EXERCISE INPUT:
-- BEGIN --

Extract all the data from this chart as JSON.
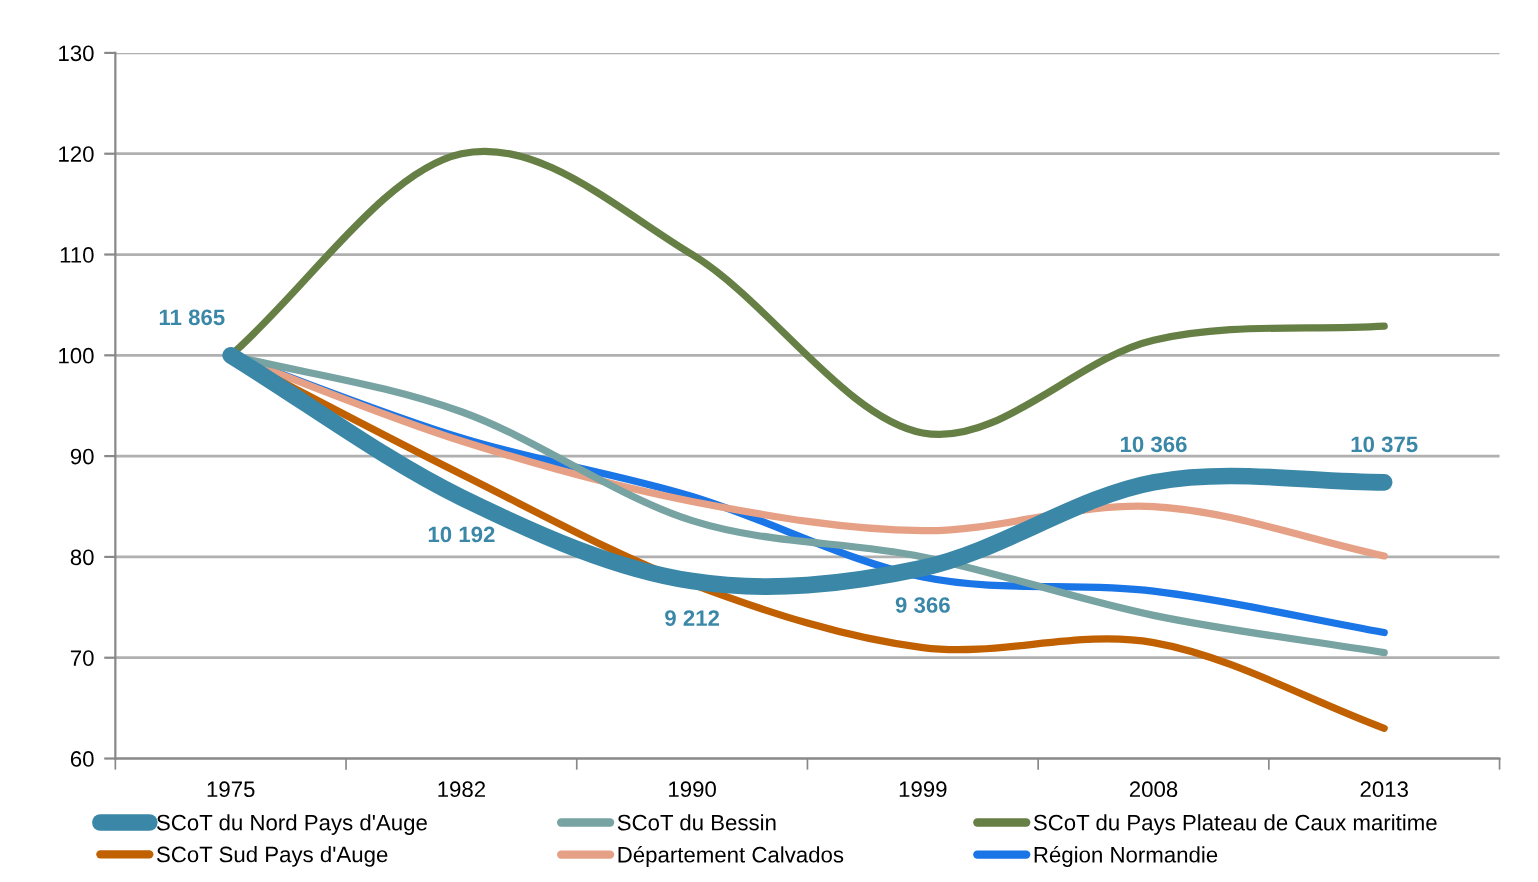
{
  "chart_data": {
    "type": "line",
    "categories": [
      "1975",
      "1982",
      "1990",
      "1999",
      "2008",
      "2013"
    ],
    "ylim": [
      60,
      130
    ],
    "yticks": [
      60,
      70,
      80,
      90,
      100,
      110,
      120,
      130
    ],
    "grid": "y",
    "legend": "bottom",
    "marker": "none",
    "line_style": "solid",
    "series": [
      {
        "name": "SCoT du Nord Pays d'Auge",
        "color": "#3a87a8",
        "values": [
          100,
          85.9,
          77.6,
          78.9,
          87.4,
          87.4
        ]
      },
      {
        "name": "SCoT du Bessin",
        "color": "#78a3a3",
        "values": [
          100,
          94.4,
          83.6,
          80.0,
          74.2,
          70.5
        ]
      },
      {
        "name": "SCoT du Pays Plateau de Caux maritime",
        "color": "#667f45",
        "values": [
          100,
          120.0,
          110.0,
          92.3,
          101.5,
          102.9
        ]
      },
      {
        "name": "SCoT Sud Pays d'Auge",
        "color": "#c06000",
        "values": [
          100,
          88.2,
          77.3,
          71.0,
          71.5,
          63.0
        ]
      },
      {
        "name": "Département Calvados",
        "color": "#e6a085",
        "values": [
          100,
          91.5,
          85.5,
          82.6,
          85.0,
          80.1
        ]
      },
      {
        "name": "Région Normandie",
        "color": "#1a75e6",
        "values": [
          100,
          91.8,
          86.0,
          78.0,
          76.6,
          72.5
        ]
      }
    ],
    "annotations": [
      {
        "text": "11 865",
        "x": "1975",
        "y": 100
      },
      {
        "text": "10 192",
        "x": "1982",
        "y": 85.9
      },
      {
        "text": "9 212",
        "x": "1990",
        "y": 77.6
      },
      {
        "text": "9 366",
        "x": "1999",
        "y": 78.9
      },
      {
        "text": "10 366",
        "x": "2008",
        "y": 87.4
      },
      {
        "text": "10 375",
        "x": "2013",
        "y": 87.4
      }
    ]
  }
}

-- END --

WORK INSTRUCTIONS:
Using the listing above, show each line holding the string "name".

RESULT FOR THIS EXERCISE:
        "name": "SCoT du Nord Pays d'Auge",
        "name": "SCoT du Bessin",
        "name": "SCoT du Pays Plateau de Caux maritime",
        "name": "SCoT Sud Pays d'Auge",
        "name": "Département Calvados",
        "name": "Région Normandie",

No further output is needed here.